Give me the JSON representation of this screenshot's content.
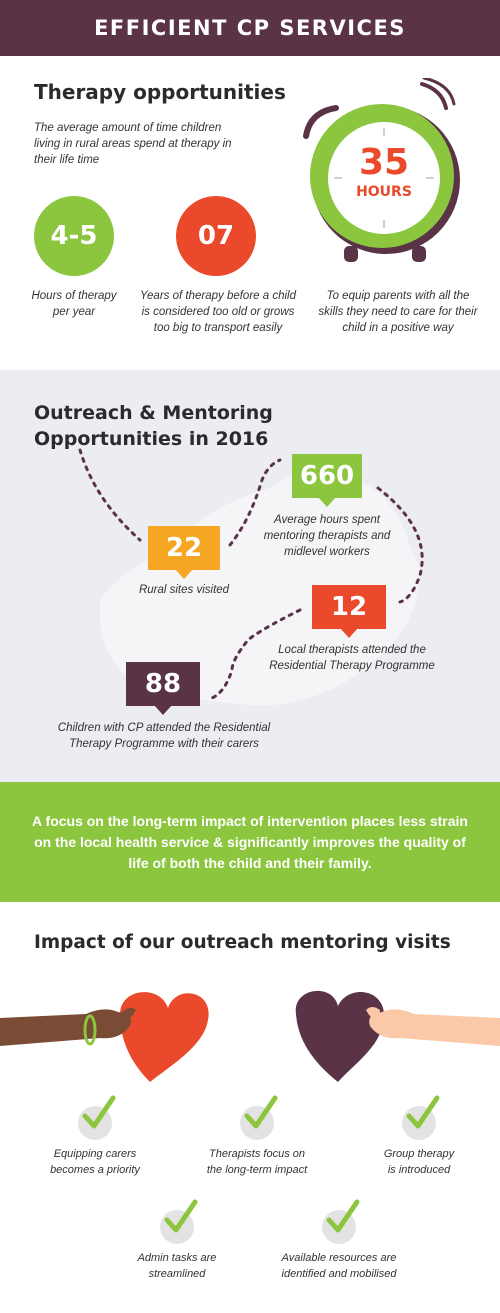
{
  "header": {
    "title": "EFFICIENT CP SERVICES"
  },
  "therapy": {
    "title": "Therapy opportunities",
    "intro": "The average amount of time children living in rural areas spend at therapy in their life time",
    "stats": [
      {
        "value": "4-5",
        "caption": "Hours of therapy per year",
        "color": "#8cc63f"
      },
      {
        "value": "07",
        "caption": "Years of therapy before a child is considered too old or grows too big to transport easily",
        "color": "#ea4a2b"
      }
    ],
    "clock": {
      "value": "35",
      "unit": "HOURS",
      "caption": "To equip parents with all the skills they need to care for their child in a positive way",
      "color": "#8cc63f",
      "text_color": "#ea4a2b"
    }
  },
  "outreach": {
    "title_line1": "Outreach & Mentoring",
    "title_line2": "Opportunities in 2016",
    "callouts": [
      {
        "value": "660",
        "caption": "Average hours spent mentoring therapists and midlevel workers",
        "color": "#8cc63f"
      },
      {
        "value": "22",
        "caption": "Rural sites visited",
        "color": "#f5a623"
      },
      {
        "value": "12",
        "caption": "Local therapists attended the Residential Therapy Programme",
        "color": "#ea4a2b"
      },
      {
        "value": "88",
        "caption": "Children with CP attended the Residential Therapy Programme with their carers",
        "color": "#5a3346"
      }
    ]
  },
  "banner": {
    "text": "A focus on the long-term impact of intervention places less strain on the local health service & significantly improves the quality of life of both the child and their family."
  },
  "impact": {
    "title": "Impact of our outreach mentoring visits",
    "items": [
      {
        "label_line1": "Equipping carers",
        "label_line2": "becomes a priority"
      },
      {
        "label_line1": "Therapists focus on",
        "label_line2": "the long-term impact"
      },
      {
        "label_line1": "Group therapy",
        "label_line2": "is introduced"
      },
      {
        "label_line1": "Admin tasks are",
        "label_line2": "streamlined"
      },
      {
        "label_line1": "Available resources are",
        "label_line2": "identified and mobilised"
      }
    ]
  },
  "colors": {
    "plum": "#5a3346",
    "green": "#8cc63f",
    "red": "#ea4a2b",
    "orange": "#f5a623",
    "lavender": "#ececf3"
  }
}
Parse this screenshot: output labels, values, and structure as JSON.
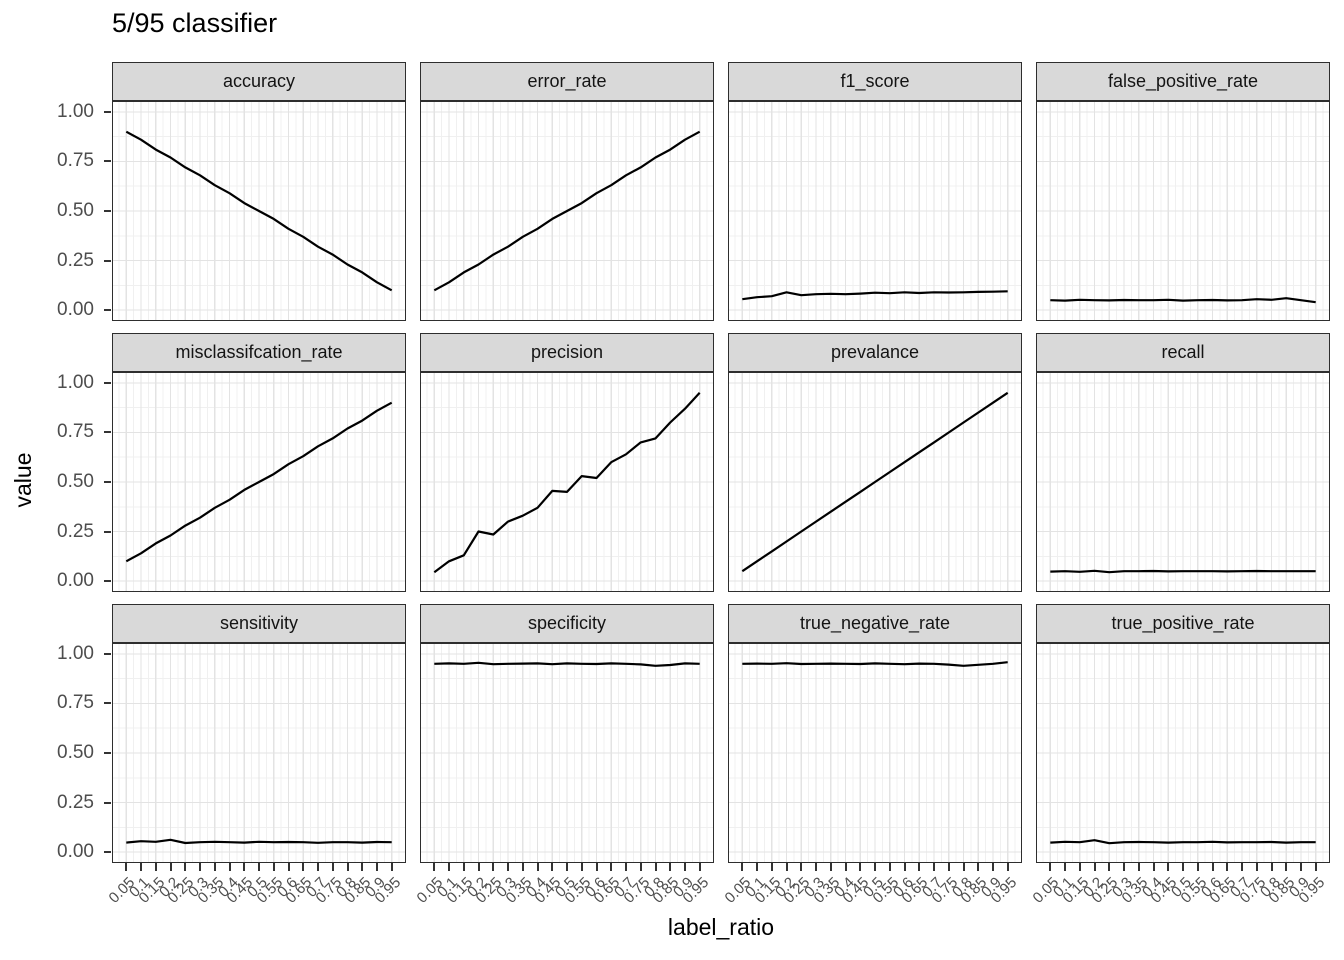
{
  "title": "5/95 classifier",
  "axes": {
    "x_label": "label_ratio",
    "y_label": "value",
    "x_tick_labels": [
      "0.05",
      "0.1",
      "0.15",
      "0.2",
      "0.25",
      "0.3",
      "0.35",
      "0.4",
      "0.45",
      "0.5",
      "0.55",
      "0.6",
      "0.65",
      "0.7",
      "0.75",
      "0.8",
      "0.85",
      "0.9",
      "0.95"
    ],
    "y_tick_labels": [
      "1.00",
      "0.75",
      "0.50",
      "0.25",
      "0.00"
    ],
    "y_tick_values": [
      1,
      0.75,
      0.5,
      0.25,
      0
    ]
  },
  "colors": {
    "strip_bg": "#d9d9d9",
    "strip_border": "#2e2e2e",
    "panel_border": "#2e2e2e",
    "grid_major": "#e3e3e3",
    "grid_minor": "#f0f0f0",
    "line": "#000000",
    "axis_text": "#4d4d4d",
    "title_text": "#000000"
  },
  "chart_data": {
    "type": "line",
    "title": "5/95 classifier",
    "xlabel": "label_ratio",
    "ylabel": "value",
    "x": [
      0.05,
      0.1,
      0.15,
      0.2,
      0.25,
      0.3,
      0.35,
      0.4,
      0.45,
      0.5,
      0.55,
      0.6,
      0.65,
      0.7,
      0.75,
      0.8,
      0.85,
      0.9,
      0.95
    ],
    "xlim": [
      0.005,
      0.995
    ],
    "ylim": [
      0,
      1
    ],
    "y_breaks": [
      0,
      0.25,
      0.5,
      0.75,
      1
    ],
    "grid": true,
    "legend_position": "none",
    "facet_layout": {
      "rows": 3,
      "cols": 4
    },
    "facets": [
      {
        "name": "accuracy",
        "values": [
          0.9,
          0.86,
          0.81,
          0.77,
          0.72,
          0.68,
          0.63,
          0.59,
          0.54,
          0.5,
          0.46,
          0.41,
          0.37,
          0.32,
          0.28,
          0.23,
          0.19,
          0.14,
          0.1
        ]
      },
      {
        "name": "error_rate",
        "values": [
          0.1,
          0.14,
          0.19,
          0.23,
          0.28,
          0.32,
          0.37,
          0.41,
          0.46,
          0.5,
          0.54,
          0.59,
          0.63,
          0.68,
          0.72,
          0.77,
          0.81,
          0.86,
          0.9
        ]
      },
      {
        "name": "f1_score",
        "values": [
          0.055,
          0.065,
          0.07,
          0.09,
          0.075,
          0.08,
          0.082,
          0.08,
          0.083,
          0.088,
          0.085,
          0.09,
          0.086,
          0.09,
          0.089,
          0.09,
          0.092,
          0.093,
          0.095
        ]
      },
      {
        "name": "false_positive_rate",
        "values": [
          0.05,
          0.048,
          0.052,
          0.05,
          0.049,
          0.051,
          0.05,
          0.05,
          0.052,
          0.048,
          0.05,
          0.051,
          0.049,
          0.05,
          0.055,
          0.052,
          0.06,
          0.05,
          0.04
        ]
      },
      {
        "name": "misclassifcation_rate",
        "values": [
          0.1,
          0.14,
          0.19,
          0.23,
          0.28,
          0.32,
          0.37,
          0.41,
          0.46,
          0.5,
          0.54,
          0.59,
          0.63,
          0.68,
          0.72,
          0.77,
          0.81,
          0.86,
          0.9
        ]
      },
      {
        "name": "precision",
        "values": [
          0.045,
          0.1,
          0.13,
          0.25,
          0.235,
          0.3,
          0.33,
          0.37,
          0.455,
          0.45,
          0.53,
          0.52,
          0.6,
          0.64,
          0.7,
          0.72,
          0.8,
          0.87,
          0.95
        ]
      },
      {
        "name": "prevalance",
        "values": [
          0.05,
          0.1,
          0.15,
          0.2,
          0.25,
          0.3,
          0.35,
          0.4,
          0.45,
          0.5,
          0.55,
          0.6,
          0.65,
          0.7,
          0.75,
          0.8,
          0.85,
          0.9,
          0.95
        ]
      },
      {
        "name": "recall",
        "values": [
          0.048,
          0.05,
          0.047,
          0.052,
          0.045,
          0.05,
          0.05,
          0.051,
          0.049,
          0.05,
          0.05,
          0.05,
          0.049,
          0.05,
          0.051,
          0.05,
          0.05,
          0.05,
          0.05
        ]
      },
      {
        "name": "sensitivity",
        "values": [
          0.048,
          0.055,
          0.052,
          0.062,
          0.046,
          0.05,
          0.052,
          0.05,
          0.048,
          0.052,
          0.05,
          0.051,
          0.05,
          0.047,
          0.05,
          0.05,
          0.048,
          0.051,
          0.05
        ]
      },
      {
        "name": "specificity",
        "values": [
          0.95,
          0.952,
          0.95,
          0.955,
          0.948,
          0.95,
          0.951,
          0.952,
          0.948,
          0.952,
          0.95,
          0.949,
          0.952,
          0.95,
          0.947,
          0.94,
          0.944,
          0.952,
          0.95
        ]
      },
      {
        "name": "true_negative_rate",
        "values": [
          0.95,
          0.951,
          0.95,
          0.953,
          0.949,
          0.95,
          0.951,
          0.95,
          0.949,
          0.952,
          0.95,
          0.948,
          0.951,
          0.95,
          0.946,
          0.94,
          0.945,
          0.95,
          0.958
        ]
      },
      {
        "name": "true_positive_rate",
        "values": [
          0.048,
          0.052,
          0.05,
          0.06,
          0.045,
          0.05,
          0.051,
          0.05,
          0.048,
          0.05,
          0.05,
          0.052,
          0.049,
          0.05,
          0.05,
          0.051,
          0.048,
          0.05,
          0.05
        ]
      }
    ]
  }
}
··········
Reproduce the records, all of them, word for word; omit the pictures.

Give me the JSON representation of this screenshot's content.
{
  "header": {
    "title": "EFFICIENT CP SERVICES"
  },
  "therapy": {
    "title": "Therapy opportunities",
    "intro": "The average amount of time children living in rural areas spend at therapy in their life time",
    "stats": [
      {
        "value": "4-5",
        "caption": "Hours of therapy per year",
        "color": "#8cc63f"
      },
      {
        "value": "07",
        "caption": "Years of therapy before a child is considered too old or grows too big to transport easily",
        "color": "#ea4a2b"
      }
    ],
    "clock": {
      "value": "35",
      "unit": "HOURS",
      "caption": "To equip parents with all the skills they need to care for their child in a positive way",
      "color": "#8cc63f",
      "text_color": "#ea4a2b"
    }
  },
  "outreach": {
    "title_line1": "Outreach & Mentoring",
    "title_line2": "Opportunities in 2016",
    "callouts": [
      {
        "value": "660",
        "caption": "Average hours spent mentoring therapists and midlevel workers",
        "color": "#8cc63f"
      },
      {
        "value": "22",
        "caption": "Rural sites visited",
        "color": "#f5a623"
      },
      {
        "value": "12",
        "caption": "Local therapists attended the Residential Therapy Programme",
        "color": "#ea4a2b"
      },
      {
        "value": "88",
        "caption": "Children with CP attended the Residential Therapy Programme with their carers",
        "color": "#5a3346"
      }
    ]
  },
  "banner": {
    "text": "A focus on the long-term impact of intervention places less strain on the local health service & significantly improves the quality of life of both the child and their family."
  },
  "impact": {
    "title": "Impact of our outreach mentoring visits",
    "items": [
      {
        "label_line1": "Equipping carers",
        "label_line2": "becomes a priority"
      },
      {
        "label_line1": "Therapists focus on",
        "label_line2": "the long-term impact"
      },
      {
        "label_line1": "Group therapy",
        "label_line2": "is introduced"
      },
      {
        "label_line1": "Admin tasks are",
        "label_line2": "streamlined"
      },
      {
        "label_line1": "Available resources are",
        "label_line2": "identified and mobilised"
      }
    ]
  },
  "colors": {
    "plum": "#5a3346",
    "green": "#8cc63f",
    "red": "#ea4a2b",
    "orange": "#f5a623",
    "lavender": "#ececf3"
  }
}
Parse this screenshot: output labels, values, and structure as JSON.
{
  "title": "5/95 classifier",
  "axes": {
    "x_label": "label_ratio",
    "y_label": "value",
    "x_tick_labels": [
      "0.05",
      "0.1",
      "0.15",
      "0.2",
      "0.25",
      "0.3",
      "0.35",
      "0.4",
      "0.45",
      "0.5",
      "0.55",
      "0.6",
      "0.65",
      "0.7",
      "0.75",
      "0.8",
      "0.85",
      "0.9",
      "0.95"
    ],
    "y_tick_labels": [
      "1.00",
      "0.75",
      "0.50",
      "0.25",
      "0.00"
    ],
    "y_tick_values": [
      1,
      0.75,
      0.5,
      0.25,
      0
    ]
  },
  "colors": {
    "strip_bg": "#d9d9d9",
    "strip_border": "#2e2e2e",
    "panel_border": "#2e2e2e",
    "grid_major": "#e3e3e3",
    "grid_minor": "#f0f0f0",
    "line": "#000000",
    "axis_text": "#4d4d4d",
    "title_text": "#000000"
  },
  "chart_data": {
    "type": "line",
    "title": "5/95 classifier",
    "xlabel": "label_ratio",
    "ylabel": "value",
    "x": [
      0.05,
      0.1,
      0.15,
      0.2,
      0.25,
      0.3,
      0.35,
      0.4,
      0.45,
      0.5,
      0.55,
      0.6,
      0.65,
      0.7,
      0.75,
      0.8,
      0.85,
      0.9,
      0.95
    ],
    "xlim": [
      0.005,
      0.995
    ],
    "ylim": [
      0,
      1
    ],
    "y_breaks": [
      0,
      0.25,
      0.5,
      0.75,
      1
    ],
    "grid": true,
    "legend_position": "none",
    "facet_layout": {
      "rows": 3,
      "cols": 4
    },
    "facets": [
      {
        "name": "accuracy",
        "values": [
          0.9,
          0.86,
          0.81,
          0.77,
          0.72,
          0.68,
          0.63,
          0.59,
          0.54,
          0.5,
          0.46,
          0.41,
          0.37,
          0.32,
          0.28,
          0.23,
          0.19,
          0.14,
          0.1
        ]
      },
      {
        "name": "error_rate",
        "values": [
          0.1,
          0.14,
          0.19,
          0.23,
          0.28,
          0.32,
          0.37,
          0.41,
          0.46,
          0.5,
          0.54,
          0.59,
          0.63,
          0.68,
          0.72,
          0.77,
          0.81,
          0.86,
          0.9
        ]
      },
      {
        "name": "f1_score",
        "values": [
          0.055,
          0.065,
          0.07,
          0.09,
          0.075,
          0.08,
          0.082,
          0.08,
          0.083,
          0.088,
          0.085,
          0.09,
          0.086,
          0.09,
          0.089,
          0.09,
          0.092,
          0.093,
          0.095
        ]
      },
      {
        "name": "false_positive_rate",
        "values": [
          0.05,
          0.048,
          0.052,
          0.05,
          0.049,
          0.051,
          0.05,
          0.05,
          0.052,
          0.048,
          0.05,
          0.051,
          0.049,
          0.05,
          0.055,
          0.052,
          0.06,
          0.05,
          0.04
        ]
      },
      {
        "name": "misclassifcation_rate",
        "values": [
          0.1,
          0.14,
          0.19,
          0.23,
          0.28,
          0.32,
          0.37,
          0.41,
          0.46,
          0.5,
          0.54,
          0.59,
          0.63,
          0.68,
          0.72,
          0.77,
          0.81,
          0.86,
          0.9
        ]
      },
      {
        "name": "precision",
        "values": [
          0.045,
          0.1,
          0.13,
          0.25,
          0.235,
          0.3,
          0.33,
          0.37,
          0.455,
          0.45,
          0.53,
          0.52,
          0.6,
          0.64,
          0.7,
          0.72,
          0.8,
          0.87,
          0.95
        ]
      },
      {
        "name": "prevalance",
        "values": [
          0.05,
          0.1,
          0.15,
          0.2,
          0.25,
          0.3,
          0.35,
          0.4,
          0.45,
          0.5,
          0.55,
          0.6,
          0.65,
          0.7,
          0.75,
          0.8,
          0.85,
          0.9,
          0.95
        ]
      },
      {
        "name": "recall",
        "values": [
          0.048,
          0.05,
          0.047,
          0.052,
          0.045,
          0.05,
          0.05,
          0.051,
          0.049,
          0.05,
          0.05,
          0.05,
          0.049,
          0.05,
          0.051,
          0.05,
          0.05,
          0.05,
          0.05
        ]
      },
      {
        "name": "sensitivity",
        "values": [
          0.048,
          0.055,
          0.052,
          0.062,
          0.046,
          0.05,
          0.052,
          0.05,
          0.048,
          0.052,
          0.05,
          0.051,
          0.05,
          0.047,
          0.05,
          0.05,
          0.048,
          0.051,
          0.05
        ]
      },
      {
        "name": "specificity",
        "values": [
          0.95,
          0.952,
          0.95,
          0.955,
          0.948,
          0.95,
          0.951,
          0.952,
          0.948,
          0.952,
          0.95,
          0.949,
          0.952,
          0.95,
          0.947,
          0.94,
          0.944,
          0.952,
          0.95
        ]
      },
      {
        "name": "true_negative_rate",
        "values": [
          0.95,
          0.951,
          0.95,
          0.953,
          0.949,
          0.95,
          0.951,
          0.95,
          0.949,
          0.952,
          0.95,
          0.948,
          0.951,
          0.95,
          0.946,
          0.94,
          0.945,
          0.95,
          0.958
        ]
      },
      {
        "name": "true_positive_rate",
        "values": [
          0.048,
          0.052,
          0.05,
          0.06,
          0.045,
          0.05,
          0.051,
          0.05,
          0.048,
          0.05,
          0.05,
          0.052,
          0.049,
          0.05,
          0.05,
          0.051,
          0.048,
          0.05,
          0.05
        ]
      }
    ]
  }
}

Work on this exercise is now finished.